** START Provided information **

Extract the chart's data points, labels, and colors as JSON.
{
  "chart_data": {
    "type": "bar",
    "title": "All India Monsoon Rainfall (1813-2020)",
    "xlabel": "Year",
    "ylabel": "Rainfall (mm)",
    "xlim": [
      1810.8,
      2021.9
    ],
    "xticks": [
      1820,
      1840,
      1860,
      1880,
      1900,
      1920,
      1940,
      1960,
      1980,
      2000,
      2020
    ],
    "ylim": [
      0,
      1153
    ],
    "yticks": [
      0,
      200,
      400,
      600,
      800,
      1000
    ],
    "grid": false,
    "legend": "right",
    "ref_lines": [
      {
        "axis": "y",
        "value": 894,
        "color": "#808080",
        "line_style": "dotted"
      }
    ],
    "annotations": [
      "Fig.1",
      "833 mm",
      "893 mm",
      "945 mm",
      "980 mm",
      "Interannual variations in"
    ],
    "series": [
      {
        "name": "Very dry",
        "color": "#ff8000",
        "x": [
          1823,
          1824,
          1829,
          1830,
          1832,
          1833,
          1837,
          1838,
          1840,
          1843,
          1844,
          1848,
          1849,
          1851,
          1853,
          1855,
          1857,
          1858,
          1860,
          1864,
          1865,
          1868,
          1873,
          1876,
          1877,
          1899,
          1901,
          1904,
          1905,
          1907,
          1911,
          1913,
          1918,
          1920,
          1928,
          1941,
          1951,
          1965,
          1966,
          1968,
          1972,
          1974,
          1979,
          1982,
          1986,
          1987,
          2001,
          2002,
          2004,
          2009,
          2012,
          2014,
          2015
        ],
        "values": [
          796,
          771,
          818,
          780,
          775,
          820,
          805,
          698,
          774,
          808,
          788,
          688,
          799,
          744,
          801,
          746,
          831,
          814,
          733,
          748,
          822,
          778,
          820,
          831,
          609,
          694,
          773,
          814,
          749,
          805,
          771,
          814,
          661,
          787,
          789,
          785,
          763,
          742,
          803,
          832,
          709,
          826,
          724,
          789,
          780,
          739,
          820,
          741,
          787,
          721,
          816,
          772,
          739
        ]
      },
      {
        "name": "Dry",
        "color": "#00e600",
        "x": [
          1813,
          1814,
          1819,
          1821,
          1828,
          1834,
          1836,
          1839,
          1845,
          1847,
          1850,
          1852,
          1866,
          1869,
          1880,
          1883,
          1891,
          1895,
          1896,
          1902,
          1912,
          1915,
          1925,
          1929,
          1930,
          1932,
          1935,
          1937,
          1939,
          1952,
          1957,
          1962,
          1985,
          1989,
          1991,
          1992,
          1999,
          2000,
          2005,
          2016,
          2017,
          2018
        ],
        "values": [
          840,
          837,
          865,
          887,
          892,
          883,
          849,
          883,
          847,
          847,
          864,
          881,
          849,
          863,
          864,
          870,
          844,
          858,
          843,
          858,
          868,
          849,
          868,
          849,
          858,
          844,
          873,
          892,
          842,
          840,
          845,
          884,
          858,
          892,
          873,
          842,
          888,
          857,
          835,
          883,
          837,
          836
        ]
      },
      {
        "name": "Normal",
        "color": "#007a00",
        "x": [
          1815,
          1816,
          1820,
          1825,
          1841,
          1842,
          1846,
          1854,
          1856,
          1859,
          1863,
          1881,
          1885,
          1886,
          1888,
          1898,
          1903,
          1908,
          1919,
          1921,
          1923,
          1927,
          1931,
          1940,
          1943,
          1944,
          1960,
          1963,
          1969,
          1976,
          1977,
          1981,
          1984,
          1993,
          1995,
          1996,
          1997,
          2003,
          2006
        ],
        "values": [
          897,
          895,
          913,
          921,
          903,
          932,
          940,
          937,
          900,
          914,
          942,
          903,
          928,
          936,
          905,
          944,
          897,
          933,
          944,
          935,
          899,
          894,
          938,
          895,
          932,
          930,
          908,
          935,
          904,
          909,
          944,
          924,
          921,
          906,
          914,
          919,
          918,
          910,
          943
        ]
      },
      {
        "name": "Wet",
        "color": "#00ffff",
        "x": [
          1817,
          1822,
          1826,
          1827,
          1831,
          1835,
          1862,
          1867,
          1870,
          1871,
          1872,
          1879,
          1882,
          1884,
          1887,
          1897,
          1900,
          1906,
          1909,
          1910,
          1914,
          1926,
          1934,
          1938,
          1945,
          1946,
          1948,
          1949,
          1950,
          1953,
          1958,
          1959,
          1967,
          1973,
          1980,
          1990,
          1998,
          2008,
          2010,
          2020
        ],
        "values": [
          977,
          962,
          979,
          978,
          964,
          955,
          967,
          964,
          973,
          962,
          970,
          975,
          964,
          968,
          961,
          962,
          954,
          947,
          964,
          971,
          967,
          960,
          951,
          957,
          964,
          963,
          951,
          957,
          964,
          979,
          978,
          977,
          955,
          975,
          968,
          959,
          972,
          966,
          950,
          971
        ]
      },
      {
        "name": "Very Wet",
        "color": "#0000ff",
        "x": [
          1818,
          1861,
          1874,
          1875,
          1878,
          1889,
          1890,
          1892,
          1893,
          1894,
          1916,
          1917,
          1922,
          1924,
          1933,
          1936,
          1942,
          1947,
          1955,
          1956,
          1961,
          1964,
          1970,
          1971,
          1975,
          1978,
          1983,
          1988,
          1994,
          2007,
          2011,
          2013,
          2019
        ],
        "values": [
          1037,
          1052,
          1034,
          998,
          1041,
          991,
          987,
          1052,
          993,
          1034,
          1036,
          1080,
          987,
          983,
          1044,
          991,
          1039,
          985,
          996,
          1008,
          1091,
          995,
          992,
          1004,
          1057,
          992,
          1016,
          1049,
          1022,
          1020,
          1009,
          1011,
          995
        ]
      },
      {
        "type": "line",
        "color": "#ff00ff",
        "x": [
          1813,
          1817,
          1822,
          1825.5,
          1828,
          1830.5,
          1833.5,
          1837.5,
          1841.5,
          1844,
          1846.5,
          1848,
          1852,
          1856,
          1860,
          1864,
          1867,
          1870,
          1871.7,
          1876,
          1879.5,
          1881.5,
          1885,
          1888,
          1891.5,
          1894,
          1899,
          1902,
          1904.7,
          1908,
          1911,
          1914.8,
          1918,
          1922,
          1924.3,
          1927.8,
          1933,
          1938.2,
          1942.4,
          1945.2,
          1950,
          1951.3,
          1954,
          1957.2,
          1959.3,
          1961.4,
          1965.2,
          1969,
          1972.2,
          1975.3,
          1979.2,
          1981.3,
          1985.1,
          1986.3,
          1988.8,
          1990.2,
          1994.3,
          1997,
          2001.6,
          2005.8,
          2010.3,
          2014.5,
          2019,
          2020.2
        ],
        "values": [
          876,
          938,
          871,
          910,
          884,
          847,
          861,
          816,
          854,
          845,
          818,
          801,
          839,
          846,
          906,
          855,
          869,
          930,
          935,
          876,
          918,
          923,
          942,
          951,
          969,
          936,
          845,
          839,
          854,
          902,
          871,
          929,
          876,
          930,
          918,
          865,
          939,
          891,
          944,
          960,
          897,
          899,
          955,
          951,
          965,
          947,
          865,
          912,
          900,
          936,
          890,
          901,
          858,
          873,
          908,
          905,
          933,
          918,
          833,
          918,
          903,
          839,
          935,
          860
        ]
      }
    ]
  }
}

** END Provided information **

Write all of the records out again exactly.

Extract the chart's data points, labels, and colors as JSON.
{
  "chart_data": {
    "type": "bar",
    "title": "All India Monsoon Rainfall (1813-2020)",
    "xlabel": "Year",
    "ylabel": "Rainfall (mm)",
    "xlim": [
      1810.8,
      2021.9
    ],
    "xticks": [
      1820,
      1840,
      1860,
      1880,
      1900,
      1920,
      1940,
      1960,
      1980,
      2000,
      2020
    ],
    "ylim": [
      0,
      1153
    ],
    "yticks": [
      0,
      200,
      400,
      600,
      800,
      1000
    ],
    "grid": false,
    "legend": "right",
    "ref_lines": [
      {
        "axis": "y",
        "value": 894,
        "color": "#808080",
        "line_style": "dotted"
      }
    ],
    "annotations": [
      "Fig.1",
      "833 mm",
      "893 mm",
      "945 mm",
      "980 mm",
      "Interannual variations in"
    ],
    "series": [
      {
        "name": "Very dry",
        "color": "#ff8000",
        "x": [
          1823,
          1824,
          1829,
          1830,
          1832,
          1833,
          1837,
          1838,
          1840,
          1843,
          1844,
          1848,
          1849,
          1851,
          1853,
          1855,
          1857,
          1858,
          1860,
          1864,
          1865,
          1868,
          1873,
          1876,
          1877,
          1899,
          1901,
          1904,
          1905,
          1907,
          1911,
          1913,
          1918,
          1920,
          1928,
          1941,
          1951,
          1965,
          1966,
          1968,
          1972,
          1974,
          1979,
          1982,
          1986,
          1987,
          2001,
          2002,
          2004,
          2009,
          2012,
          2014,
          2015
        ],
        "values": [
          796,
          771,
          818,
          780,
          775,
          820,
          805,
          698,
          774,
          808,
          788,
          688,
          799,
          744,
          801,
          746,
          831,
          814,
          733,
          748,
          822,
          778,
          820,
          831,
          609,
          694,
          773,
          814,
          749,
          805,
          771,
          814,
          661,
          787,
          789,
          785,
          763,
          742,
          803,
          832,
          709,
          826,
          724,
          789,
          780,
          739,
          820,
          741,
          787,
          721,
          816,
          772,
          739
        ]
      },
      {
        "name": "Dry",
        "color": "#00e600",
        "x": [
          1813,
          1814,
          1819,
          1821,
          1828,
          1834,
          1836,
          1839,
          1845,
          1847,
          1850,
          1852,
          1866,
          1869,
          1880,
          1883,
          1891,
          1895,
          1896,
          1902,
          1912,
          1915,
          1925,
          1929,
          1930,
          1932,
          1935,
          1937,
          1939,
          1952,
          1957,
          1962,
          1985,
          1989,
          1991,
          1992,
          1999,
          2000,
          2005,
          2016,
          2017,
          2018
        ],
        "values": [
          840,
          837,
          865,
          887,
          892,
          883,
          849,
          883,
          847,
          847,
          864,
          881,
          849,
          863,
          864,
          870,
          844,
          858,
          843,
          858,
          868,
          849,
          868,
          849,
          858,
          844,
          873,
          892,
          842,
          840,
          845,
          884,
          858,
          892,
          873,
          842,
          888,
          857,
          835,
          883,
          837,
          836
        ]
      },
      {
        "name": "Normal",
        "color": "#007a00",
        "x": [
          1815,
          1816,
          1820,
          1825,
          1841,
          1842,
          1846,
          1854,
          1856,
          1859,
          1863,
          1881,
          1885,
          1886,
          1888,
          1898,
          1903,
          1908,
          1919,
          1921,
          1923,
          1927,
          1931,
          1940,
          1943,
          1944,
          1960,
          1963,
          1969,
          1976,
          1977,
          1981,
          1984,
          1993,
          1995,
          1996,
          1997,
          2003,
          2006
        ],
        "values": [
          897,
          895,
          913,
          921,
          903,
          932,
          940,
          937,
          900,
          914,
          942,
          903,
          928,
          936,
          905,
          944,
          897,
          933,
          944,
          935,
          899,
          894,
          938,
          895,
          932,
          930,
          908,
          935,
          904,
          909,
          944,
          924,
          921,
          906,
          914,
          919,
          918,
          910,
          943
        ]
      },
      {
        "name": "Wet",
        "color": "#00ffff",
        "x": [
          1817,
          1822,
          1826,
          1827,
          1831,
          1835,
          1862,
          1867,
          1870,
          1871,
          1872,
          1879,
          1882,
          1884,
          1887,
          1897,
          1900,
          1906,
          1909,
          1910,
          1914,
          1926,
          1934,
          1938,
          1945,
          1946,
          1948,
          1949,
          1950,
          1953,
          1958,
          1959,
          1967,
          1973,
          1980,
          1990,
          1998,
          2008,
          2010,
          2020
        ],
        "values": [
          977,
          962,
          979,
          978,
          964,
          955,
          967,
          964,
          973,
          962,
          970,
          975,
          964,
          968,
          961,
          962,
          954,
          947,
          964,
          971,
          967,
          960,
          951,
          957,
          964,
          963,
          951,
          957,
          964,
          979,
          978,
          977,
          955,
          975,
          968,
          959,
          972,
          966,
          950,
          971
        ]
      },
      {
        "name": "Very Wet",
        "color": "#0000ff",
        "x": [
          1818,
          1861,
          1874,
          1875,
          1878,
          1889,
          1890,
          1892,
          1893,
          1894,
          1916,
          1917,
          1922,
          1924,
          1933,
          1936,
          1942,
          1947,
          1955,
          1956,
          1961,
          1964,
          1970,
          1971,
          1975,
          1978,
          1983,
          1988,
          1994,
          2007,
          2011,
          2013,
          2019
        ],
        "values": [
          1037,
          1052,
          1034,
          998,
          1041,
          991,
          987,
          1052,
          993,
          1034,
          1036,
          1080,
          987,
          983,
          1044,
          991,
          1039,
          985,
          996,
          1008,
          1091,
          995,
          992,
          1004,
          1057,
          992,
          1016,
          1049,
          1022,
          1020,
          1009,
          1011,
          995
        ]
      },
      {
        "type": "line",
        "color": "#ff00ff",
        "x": [
          1813,
          1817,
          1822,
          1825.5,
          1828,
          1830.5,
          1833.5,
          1837.5,
          1841.5,
          1844,
          1846.5,
          1848,
          1852,
          1856,
          1860,
          1864,
          1867,
          1870,
          1871.7,
          1876,
          1879.5,
          1881.5,
          1885,
          1888,
          1891.5,
          1894,
          1899,
          1902,
          1904.7,
          1908,
          1911,
          1914.8,
          1918,
          1922,
          1924.3,
          1927.8,
          1933,
          1938.2,
          1942.4,
          1945.2,
          1950,
          1951.3,
          1954,
          1957.2,
          1959.3,
          1961.4,
          1965.2,
          1969,
          1972.2,
          1975.3,
          1979.2,
          1981.3,
          1985.1,
          1986.3,
          1988.8,
          1990.2,
          1994.3,
          1997,
          2001.6,
          2005.8,
          2010.3,
          2014.5,
          2019,
          2020.2
        ],
        "values": [
          876,
          938,
          871,
          910,
          884,
          847,
          861,
          816,
          854,
          845,
          818,
          801,
          839,
          846,
          906,
          855,
          869,
          930,
          935,
          876,
          918,
          923,
          942,
          951,
          969,
          936,
          845,
          839,
          854,
          902,
          871,
          929,
          876,
          930,
          918,
          865,
          939,
          891,
          944,
          960,
          897,
          899,
          955,
          951,
          965,
          947,
          865,
          912,
          900,
          936,
          890,
          901,
          858,
          873,
          908,
          905,
          933,
          918,
          833,
          918,
          903,
          839,
          935,
          860
        ]
      }
    ]
  }
}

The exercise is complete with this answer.